◆ STATED EXERCISE
Restate each line word for word. Leave out every picture.

————

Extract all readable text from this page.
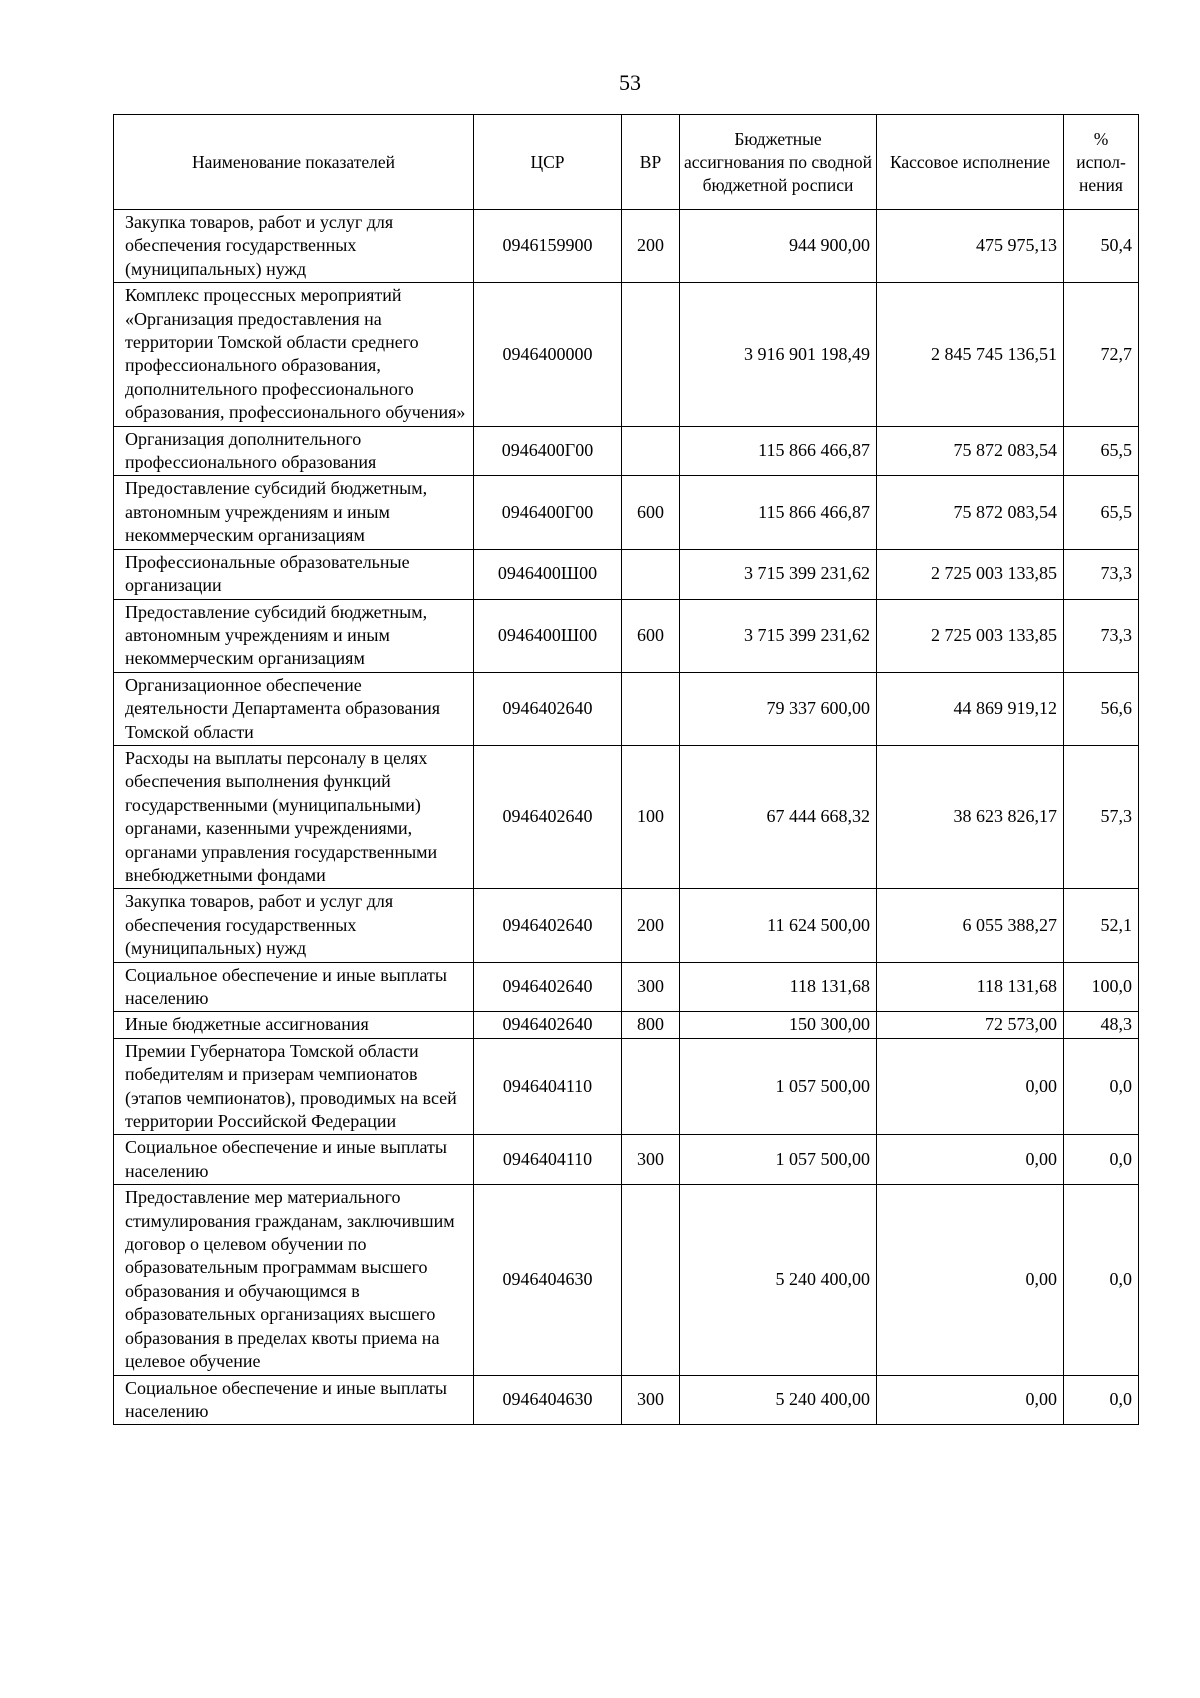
53
Наименование показателей	ЦСР	ВР	Бюджетные ассигнования по сводной бюджетной росписи	Кассовое исполнение	% испол-нения
Закупка товаров, работ и услуг для обеспечения государственных (муниципальных) нужд	0946159900	200	944 900,00	475 975,13	50,4
Комплекс процессных мероприятий «Организация предоставления на территории Томской области среднего профессионального образования, дополнительного профессионального образования, профессионального обучения»	0946400000		3 916 901 198,49	2 845 745 136,51	72,7
Организация дополнительного профессионального образования	0946400Г00		115 866 466,87	75 872 083,54	65,5
Предоставление субсидий бюджетным, автономным учреждениям и иным некоммерческим организациям	0946400Г00	600	115 866 466,87	75 872 083,54	65,5
Профессиональные образовательные организации	0946400Ш00		3 715 399 231,62	2 725 003 133,85	73,3
Предоставление субсидий бюджетным, автономным учреждениям и иным некоммерческим организациям	0946400Ш00	600	3 715 399 231,62	2 725 003 133,85	73,3
Организационное обеспечение деятельности Департамента образования Томской области	0946402640		79 337 600,00	44 869 919,12	56,6
Расходы на выплаты персоналу в целях обеспечения выполнения функций государственными (муниципальными) органами, казенными учреждениями, органами управления государственными внебюджетными фондами	0946402640	100	67 444 668,32	38 623 826,17	57,3
Закупка товаров, работ и услуг для обеспечения государственных (муниципальных) нужд	0946402640	200	11 624 500,00	6 055 388,27	52,1
Социальное обеспечение и иные выплаты населению	0946402640	300	118 131,68	118 131,68	100,0
Иные бюджетные ассигнования	0946402640	800	150 300,00	72 573,00	48,3
Премии Губернатора Томской области победителям и призерам чемпионатов (этапов чемпионатов), проводимых на всей территории Российской Федерации	0946404110		1 057 500,00	0,00	0,0
Социальное обеспечение и иные выплаты населению	0946404110	300	1 057 500,00	0,00	0,0
Предоставление мер материального стимулирования гражданам, заключившим договор о целевом обучении по образовательным программам высшего образования и обучающимся в образовательных организациях высшего образования в пределах квоты приема на целевое обучение	0946404630		5 240 400,00	0,00	0,0
Социальное обеспечение и иные выплаты населению	0946404630	300	5 240 400,00	0,00	0,0
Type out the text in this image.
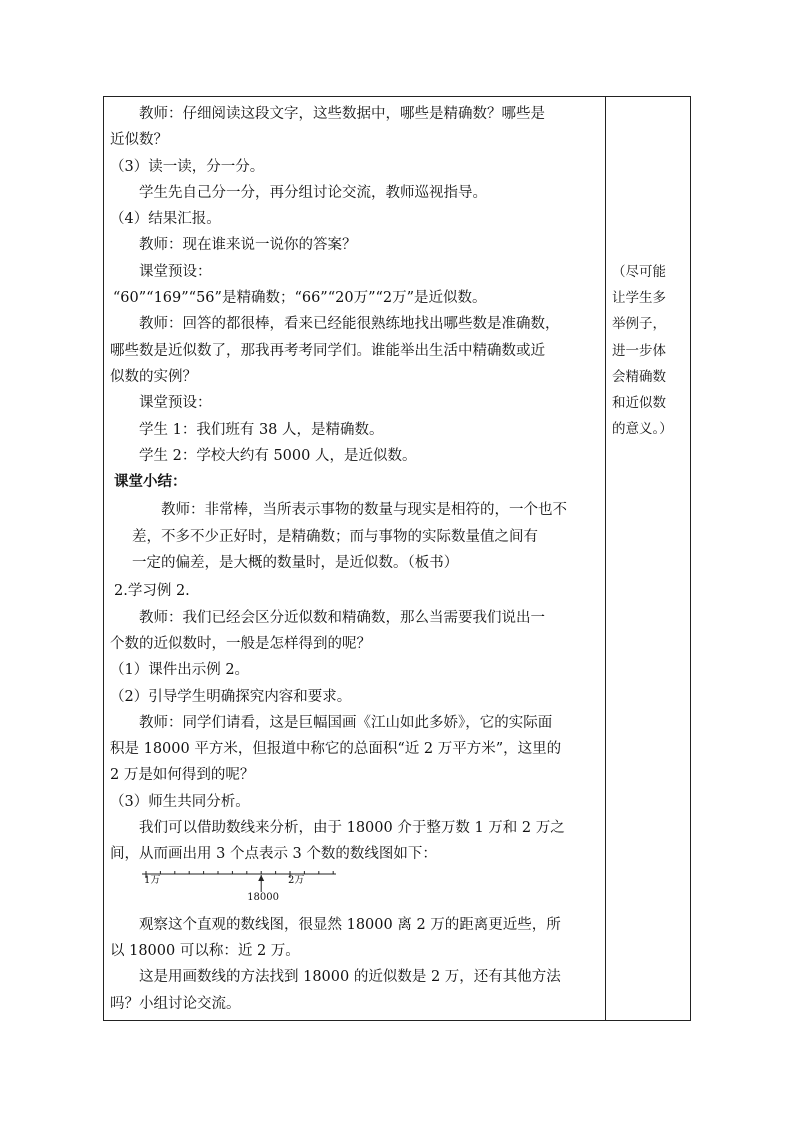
教师：仔细阅读这段文字，这些数据中，哪些是精确数？哪些是

近似数？

（3）读一读，分一分。

学生先自己分一分，再分组讨论交流，教师巡视指导。

（4）结果汇报。

教师：现在谁来说一说你的答案？

课堂预设：

“60”“169”“56”是精确数；“66”“20万”“2万”是近似数。

教师：回答的都很棒，看来已经能很熟练地找出哪些数是准确数，

哪些数是近似数了，那我再考考同学们。谁能举出生活中精确数或近

似数的实例？

课堂预设：

学生 1：我们班有 38 人，是精确数。

学生 2：学校大约有 5000 人，是近似数。

课堂小结：

教师：非常棒，当所表示事物的数量与现实是相符的，一个也不

差，不多不少正好时，是精确数；而与事物的实际数量值之间有

一定的偏差，是大概的数量时，是近似数。（板书）

2.学习例 2.

教师：我们已经会区分近似数和精确数，那么当需要我们说出一

个数的近似数时，一般是怎样得到的呢？

（1）课件出示例 2。

（2）引导学生明确探究内容和要求。

教师：同学们请看，这是巨幅国画《江山如此多娇》，它的实际面

积是 18000 平方米，但报道中称它的总面积“近 2 万平方米”，这里的

2 万是如何得到的呢？

（3）师生共同分析。

我们可以借助数线来分析，由于 18000 介于整万数 1 万和 2 万之

间，从而画出用 3 个点表示 3 个数的数线图如下：

1万	2万
18000

观察这个直观的数线图，很显然 18000 离 2 万的距离更近些，所

以 18000 可以称：近 2 万。

这是用画数线的方法找到 18000 的近似数是 2 万，还有其他方法

吗？小组讨论交流。

（尽可能
让学生多
举例子，
进一步体
会精确数
和近似数
的意义。）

————

◆ EXERCISE SOLUTION
Extract all readable text from this page.
53
Наименование показателей	ЦСР	ВР	Бюджетные ассигнования по сводной бюджетной росписи	Кассовое исполнение	% испол-нения
Закупка товаров, работ и услуг для обеспечения государственных (муниципальных) нужд	0946159900	200	944 900,00	475 975,13	50,4
Комплекс процессных мероприятий «Организация предоставления на территории Томской области среднего профессионального образования, дополнительного профессионального образования, профессионального обучения»	0946400000		3 916 901 198,49	2 845 745 136,51	72,7
Организация дополнительного профессионального образования	0946400Г00		115 866 466,87	75 872 083,54	65,5
Предоставление субсидий бюджетным, автономным учреждениям и иным некоммерческим организациям	0946400Г00	600	115 866 466,87	75 872 083,54	65,5
Профессиональные образовательные организации	0946400Ш00		3 715 399 231,62	2 725 003 133,85	73,3
Предоставление субсидий бюджетным, автономным учреждениям и иным некоммерческим организациям	0946400Ш00	600	3 715 399 231,62	2 725 003 133,85	73,3
Организационное обеспечение деятельности Департамента образования Томской области	0946402640		79 337 600,00	44 869 919,12	56,6
Расходы на выплаты персоналу в целях обеспечения выполнения функций государственными (муниципальными) органами, казенными учреждениями, органами управления государственными внебюджетными фондами	0946402640	100	67 444 668,32	38 623 826,17	57,3
Закупка товаров, работ и услуг для обеспечения государственных (муниципальных) нужд	0946402640	200	11 624 500,00	6 055 388,27	52,1
Социальное обеспечение и иные выплаты населению	0946402640	300	118 131,68	118 131,68	100,0
Иные бюджетные ассигнования	0946402640	800	150 300,00	72 573,00	48,3
Премии Губернатора Томской области победителям и призерам чемпионатов (этапов чемпионатов), проводимых на всей территории Российской Федерации	0946404110		1 057 500,00	0,00	0,0
Социальное обеспечение и иные выплаты населению	0946404110	300	1 057 500,00	0,00	0,0
Предоставление мер материального стимулирования гражданам, заключившим договор о целевом обучении по образовательным программам высшего образования и обучающимся в образовательных организациях высшего образования в пределах квоты приема на целевое обучение	0946404630		5 240 400,00	0,00	0,0
Социальное обеспечение и иные выплаты населению	0946404630	300	5 240 400,00	0,00	0,0
Type out the text in this image.
教师：仔细阅读这段文字，这些数据中，哪些是精确数？哪些是

近似数？

（3）读一读，分一分。

学生先自己分一分，再分组讨论交流，教师巡视指导。

（4）结果汇报。

教师：现在谁来说一说你的答案？

课堂预设：

“60”“169”“56”是精确数；“66”“20万”“2万”是近似数。

教师：回答的都很棒，看来已经能很熟练地找出哪些数是准确数，

哪些数是近似数了，那我再考考同学们。谁能举出生活中精确数或近

似数的实例？

课堂预设：

学生 1：我们班有 38 人，是精确数。

学生 2：学校大约有 5000 人，是近似数。

课堂小结：

教师：非常棒，当所表示事物的数量与现实是相符的，一个也不

差，不多不少正好时，是精确数；而与事物的实际数量值之间有

一定的偏差，是大概的数量时，是近似数。（板书）

2.学习例 2.

教师：我们已经会区分近似数和精确数，那么当需要我们说出一

个数的近似数时，一般是怎样得到的呢？

（1）课件出示例 2。

（2）引导学生明确探究内容和要求。

教师：同学们请看，这是巨幅国画《江山如此多娇》，它的实际面

积是 18000 平方米，但报道中称它的总面积“近 2 万平方米”，这里的

2 万是如何得到的呢？

（3）师生共同分析。

我们可以借助数线来分析，由于 18000 介于整万数 1 万和 2 万之

间，从而画出用 3 个点表示 3 个数的数线图如下：

1万	2万
18000

观察这个直观的数线图，很显然 18000 离 2 万的距离更近些，所

以 18000 可以称：近 2 万。

这是用画数线的方法找到 18000 的近似数是 2 万，还有其他方法

吗？小组讨论交流。

（尽可能
让学生多
举例子，
进一步体
会精确数
和近似数
的意义。）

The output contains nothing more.